Data entries:

- - -

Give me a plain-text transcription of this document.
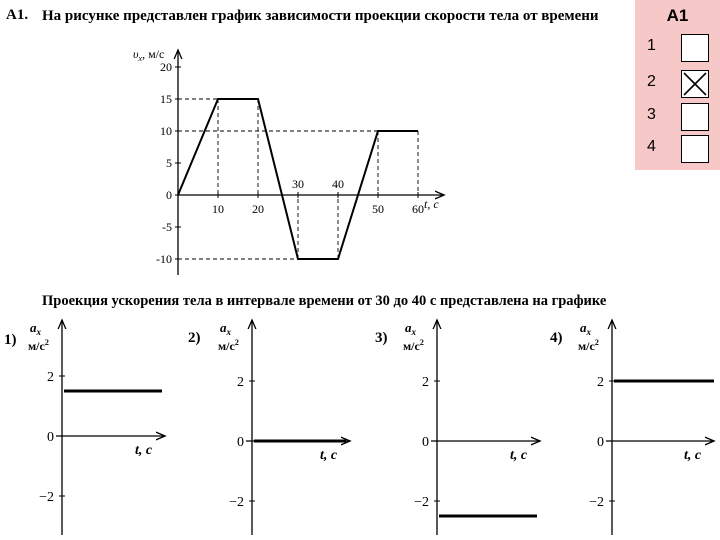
А1. На рисунке представлен график зависимости проекции скорости тела от времени	А1
1
2
3
4
20
15
10
5
0
-5
-10
10 20	50 60
30 40
$\upsilon_x$, м/с
t, c
Проекция ускорения тела в интервале времени от 30 до 40 с представлена на графике
1)
$a_x$
$м/с^2$
2
0
−2
t, c
2)
$a_x$
$м/с^2$
2
0
−2
t, c
3)
$a_x$
$м/с^2$
2
0
−2
t, c
4)
$a_x$
$м/с^2$
2
0
−2
t, c
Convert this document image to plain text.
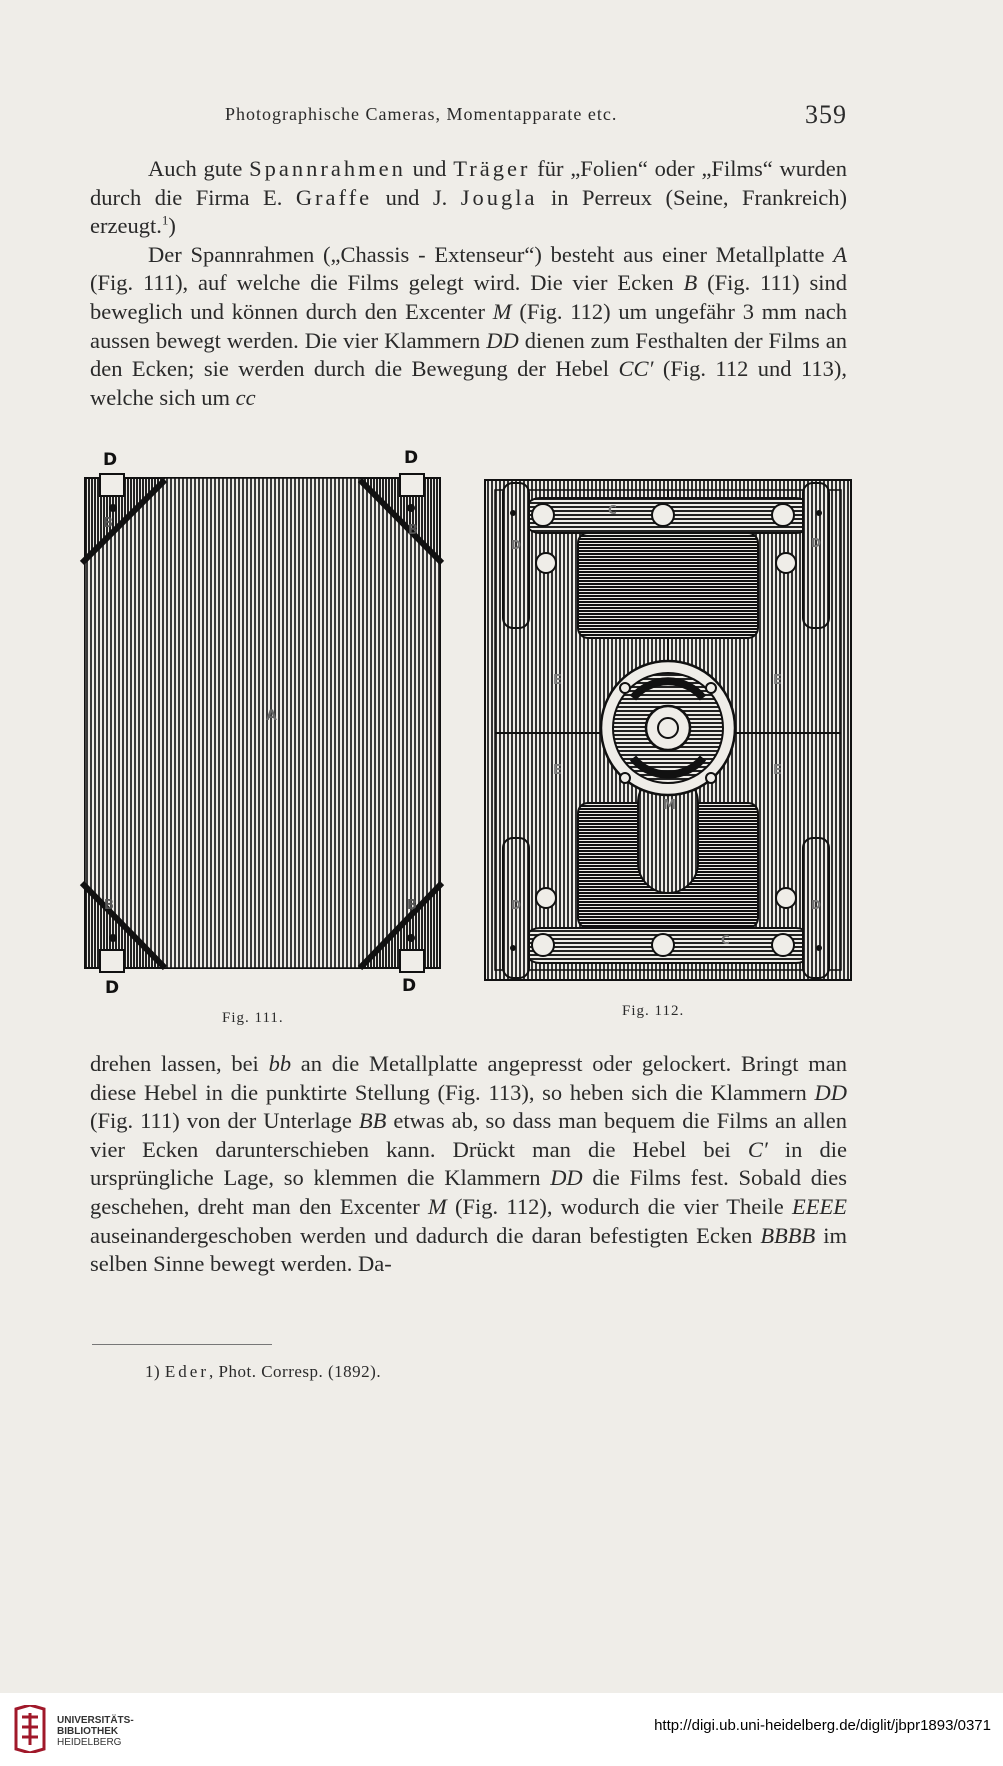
Photographische Cameras, Momentapparate etc.	359

Auch gute Spannrahmen und Träger für „Folien“ oder „Films“ wurden durch die Firma E. Graffe und J. Jougla in Perreux (Seine, Frankreich) erzeugt.$^1$)

Der Spannrahmen („Chassis - Extenseur“) besteht aus einer Metallplatte A (Fig. 111), auf welche die Films gelegt wird. Die vier Ecken B (Fig. 111) sind beweglich und können durch den Excenter M (Fig. 112) um ungefähr 3 mm nach aussen bewegt werden. Die vier Klammern DD dienen zum Festhalten der Films an den Ecken; sie werden durch die Bewegung der Hebel CC′ (Fig. 112 und 113), welche sich um cc

D	D
D	D
B	B
B	B
A
Fig. 111.
C
C
D	D
D	D
E	E
E	E
M
Fig. 112.

drehen lassen, bei bb an die Metallplatte angepresst oder gelockert. Bringt man diese Hebel in die punktirte Stellung (Fig. 113), so heben sich die Klammern DD (Fig. 111) von der Unterlage BB etwas ab, so dass man bequem die Films an allen vier Ecken darunterschieben kann. Drückt man die Hebel bei C′ in die ursprüngliche Lage, so klemmen die Klammern DD die Films fest. Sobald dies geschehen, dreht man den Excenter M (Fig. 112), wodurch die vier Theile EEEE auseinandergeschoben werden und dadurch die daran befestigten Ecken BBBB im selben Sinne bewegt werden. Da-

1) Eder, Phot. Corresp. (1892).
UNIVERSITÄTS-
BIBLIOTHEK
HEIDELBERG
http://digi.ub.uni-heidelberg.de/diglit/jbpr1893/0371
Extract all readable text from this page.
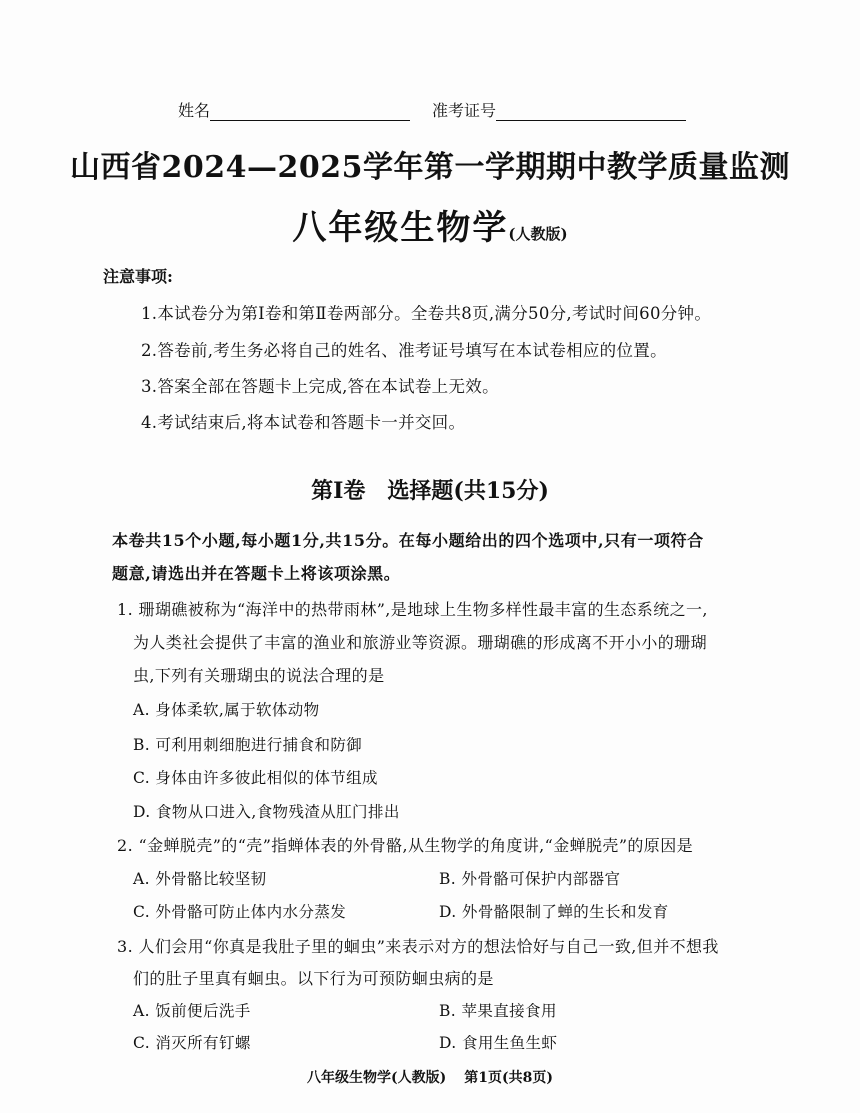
姓名	准考证号
山西省2024—2025学年第一学期期中教学质量监测
八年级生物学(人教版)
注意事项:
1.本试卷分为第Ⅰ卷和第Ⅱ卷两部分。全卷共8页,满分50分,考试时间60分钟。
2.答卷前,考生务必将自己的姓名、准考证号填写在本试卷相应的位置。
3.答案全部在答题卡上完成,答在本试卷上无效。
4.考试结束后,将本试卷和答题卡一并交回。
第Ⅰ卷　选择题(共15分)
本卷共15个小题,每小题1分,共15分。在每小题给出的四个选项中,只有一项符合
题意,请选出并在答题卡上将该项涂黑。
1. 珊瑚礁被称为“海洋中的热带雨林”,是地球上生物多样性最丰富的生态系统之一,
为人类社会提供了丰富的渔业和旅游业等资源。珊瑚礁的形成离不开小小的珊瑚
虫,下列有关珊瑚虫的说法合理的是
A. 身体柔软,属于软体动物
B. 可利用刺细胞进行捕食和防御
C. 身体由许多彼此相似的体节组成
D. 食物从口进入,食物残渣从肛门排出
2. “金蝉脱壳”的“壳”指蝉体表的外骨骼,从生物学的角度讲,“金蝉脱壳”的原因是
A. 外骨骼比较坚韧	B. 外骨骼可保护内部器官
C. 外骨骼可防止体内水分蒸发	D. 外骨骼限制了蝉的生长和发育
3. 人们会用“你真是我肚子里的蛔虫”来表示对方的想法恰好与自己一致,但并不想我
们的肚子里真有蛔虫。以下行为可预防蛔虫病的是
A. 饭前便后洗手	B. 苹果直接食用
C. 消灭所有钉螺	D. 食用生鱼生虾
八年级生物学(人教版) 第1页(共8页)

- - -

# Set problem:
Search the preceding listing for "тела" and extract every line where it is found.

# Finished exercise:
А1. На рисунке представлен график зависимости проекции скорости тела от времени	А1
Проекция ускорения тела в интервале времени от 30 до 40 с представлена на графике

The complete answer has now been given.